** Begin **
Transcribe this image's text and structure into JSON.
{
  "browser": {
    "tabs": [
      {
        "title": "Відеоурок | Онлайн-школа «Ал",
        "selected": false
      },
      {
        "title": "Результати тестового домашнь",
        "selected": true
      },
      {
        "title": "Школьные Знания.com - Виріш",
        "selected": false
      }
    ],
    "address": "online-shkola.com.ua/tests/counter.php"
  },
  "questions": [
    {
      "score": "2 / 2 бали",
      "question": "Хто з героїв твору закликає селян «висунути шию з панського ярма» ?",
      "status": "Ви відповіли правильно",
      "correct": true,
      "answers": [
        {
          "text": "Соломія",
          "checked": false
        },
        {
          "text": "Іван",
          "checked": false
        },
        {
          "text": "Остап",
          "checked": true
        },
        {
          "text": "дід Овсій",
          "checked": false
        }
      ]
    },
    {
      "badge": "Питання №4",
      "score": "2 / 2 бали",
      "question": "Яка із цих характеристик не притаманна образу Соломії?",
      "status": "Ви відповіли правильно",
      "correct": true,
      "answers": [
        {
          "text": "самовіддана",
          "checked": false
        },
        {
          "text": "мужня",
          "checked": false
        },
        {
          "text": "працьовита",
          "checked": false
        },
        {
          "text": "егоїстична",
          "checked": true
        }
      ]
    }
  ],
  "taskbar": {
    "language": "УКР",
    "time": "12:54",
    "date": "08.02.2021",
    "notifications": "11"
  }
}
** End **
** Begin **
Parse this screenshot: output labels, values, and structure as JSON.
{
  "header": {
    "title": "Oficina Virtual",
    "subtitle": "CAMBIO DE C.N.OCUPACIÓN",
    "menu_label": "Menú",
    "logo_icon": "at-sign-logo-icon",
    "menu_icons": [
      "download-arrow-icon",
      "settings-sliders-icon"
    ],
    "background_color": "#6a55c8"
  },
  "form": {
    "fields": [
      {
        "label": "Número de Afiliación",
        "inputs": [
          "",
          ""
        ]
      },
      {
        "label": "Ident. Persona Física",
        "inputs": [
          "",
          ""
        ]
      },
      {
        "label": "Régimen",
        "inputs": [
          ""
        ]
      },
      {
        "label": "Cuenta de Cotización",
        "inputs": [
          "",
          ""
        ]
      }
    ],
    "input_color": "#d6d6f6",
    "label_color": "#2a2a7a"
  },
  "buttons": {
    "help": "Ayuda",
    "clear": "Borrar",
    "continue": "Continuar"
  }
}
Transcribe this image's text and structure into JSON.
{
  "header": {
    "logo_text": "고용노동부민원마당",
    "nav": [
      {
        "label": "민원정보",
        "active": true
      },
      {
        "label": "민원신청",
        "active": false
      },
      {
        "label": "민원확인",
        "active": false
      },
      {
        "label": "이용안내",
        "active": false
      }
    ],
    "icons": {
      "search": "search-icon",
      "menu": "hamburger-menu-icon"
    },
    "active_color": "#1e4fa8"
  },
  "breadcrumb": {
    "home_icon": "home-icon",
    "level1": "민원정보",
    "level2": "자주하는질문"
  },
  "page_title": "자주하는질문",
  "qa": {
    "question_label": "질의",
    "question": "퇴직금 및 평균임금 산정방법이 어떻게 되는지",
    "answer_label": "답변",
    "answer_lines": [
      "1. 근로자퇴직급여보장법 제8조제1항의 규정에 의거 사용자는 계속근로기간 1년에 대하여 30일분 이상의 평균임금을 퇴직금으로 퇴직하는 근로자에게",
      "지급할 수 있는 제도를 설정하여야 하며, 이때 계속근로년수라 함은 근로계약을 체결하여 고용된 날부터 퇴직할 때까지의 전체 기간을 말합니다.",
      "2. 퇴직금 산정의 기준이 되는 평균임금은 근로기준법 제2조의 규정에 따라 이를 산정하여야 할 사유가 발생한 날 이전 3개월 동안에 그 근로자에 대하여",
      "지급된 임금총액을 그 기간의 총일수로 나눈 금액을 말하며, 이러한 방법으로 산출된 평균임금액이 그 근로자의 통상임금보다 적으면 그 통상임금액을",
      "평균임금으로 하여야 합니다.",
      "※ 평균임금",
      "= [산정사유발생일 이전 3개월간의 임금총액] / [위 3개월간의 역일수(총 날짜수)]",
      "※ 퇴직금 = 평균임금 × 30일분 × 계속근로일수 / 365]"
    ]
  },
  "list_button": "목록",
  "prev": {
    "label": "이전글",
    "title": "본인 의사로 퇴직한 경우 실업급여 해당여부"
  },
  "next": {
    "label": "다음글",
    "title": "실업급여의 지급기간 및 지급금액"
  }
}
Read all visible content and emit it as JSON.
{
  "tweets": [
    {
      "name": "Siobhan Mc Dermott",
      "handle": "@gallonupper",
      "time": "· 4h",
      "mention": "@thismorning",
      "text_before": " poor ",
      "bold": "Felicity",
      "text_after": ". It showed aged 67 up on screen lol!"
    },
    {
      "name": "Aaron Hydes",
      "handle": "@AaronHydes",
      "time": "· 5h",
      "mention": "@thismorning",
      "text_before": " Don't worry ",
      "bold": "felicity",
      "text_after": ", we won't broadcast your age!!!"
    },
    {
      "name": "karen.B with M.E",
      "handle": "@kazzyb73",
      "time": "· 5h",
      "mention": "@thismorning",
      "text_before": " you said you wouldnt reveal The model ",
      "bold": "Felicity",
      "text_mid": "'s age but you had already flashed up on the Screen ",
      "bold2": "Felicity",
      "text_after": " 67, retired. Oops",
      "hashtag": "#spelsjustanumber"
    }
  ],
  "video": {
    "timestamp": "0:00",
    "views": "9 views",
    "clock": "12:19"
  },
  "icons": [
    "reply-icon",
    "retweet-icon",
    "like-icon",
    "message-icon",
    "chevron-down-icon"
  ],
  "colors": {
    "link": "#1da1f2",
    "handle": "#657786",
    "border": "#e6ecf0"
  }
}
** End **
** Begin **
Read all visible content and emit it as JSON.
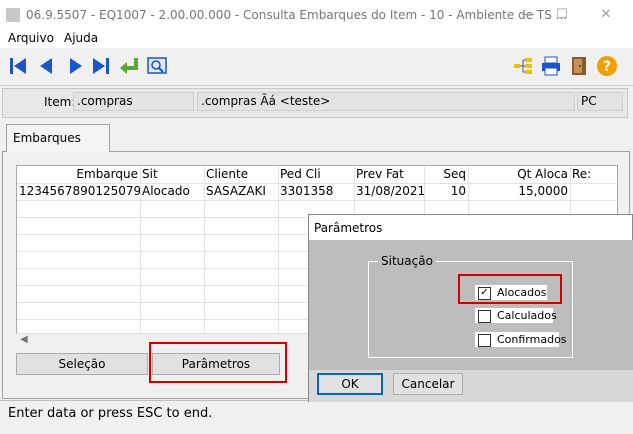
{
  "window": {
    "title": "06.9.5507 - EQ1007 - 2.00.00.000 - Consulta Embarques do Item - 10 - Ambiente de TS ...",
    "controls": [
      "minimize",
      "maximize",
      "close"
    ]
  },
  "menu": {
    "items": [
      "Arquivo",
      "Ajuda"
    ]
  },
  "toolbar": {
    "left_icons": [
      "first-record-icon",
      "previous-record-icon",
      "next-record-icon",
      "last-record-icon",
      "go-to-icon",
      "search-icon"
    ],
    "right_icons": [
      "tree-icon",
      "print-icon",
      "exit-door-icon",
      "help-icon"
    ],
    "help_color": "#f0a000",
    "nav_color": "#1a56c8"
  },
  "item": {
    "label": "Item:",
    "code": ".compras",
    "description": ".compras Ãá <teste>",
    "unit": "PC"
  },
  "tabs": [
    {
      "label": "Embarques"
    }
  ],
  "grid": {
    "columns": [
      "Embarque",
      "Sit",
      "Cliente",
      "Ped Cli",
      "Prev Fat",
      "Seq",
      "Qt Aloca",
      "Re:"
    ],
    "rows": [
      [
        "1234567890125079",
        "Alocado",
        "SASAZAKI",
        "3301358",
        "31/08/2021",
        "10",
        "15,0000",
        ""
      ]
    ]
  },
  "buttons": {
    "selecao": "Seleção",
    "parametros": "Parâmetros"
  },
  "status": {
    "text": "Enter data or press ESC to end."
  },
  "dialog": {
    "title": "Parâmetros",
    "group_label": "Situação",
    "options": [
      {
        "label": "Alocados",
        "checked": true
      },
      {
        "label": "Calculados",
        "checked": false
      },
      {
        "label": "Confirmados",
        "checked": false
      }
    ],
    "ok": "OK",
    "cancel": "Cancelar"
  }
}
** End **
### [Directions for this task]
Where a line in the material contains "name", copy that line.

### [Finished answer]
      "name": "Siobhan Mc Dermott",
      "name": "Aaron Hydes",
      "name": "karen.B with M.E",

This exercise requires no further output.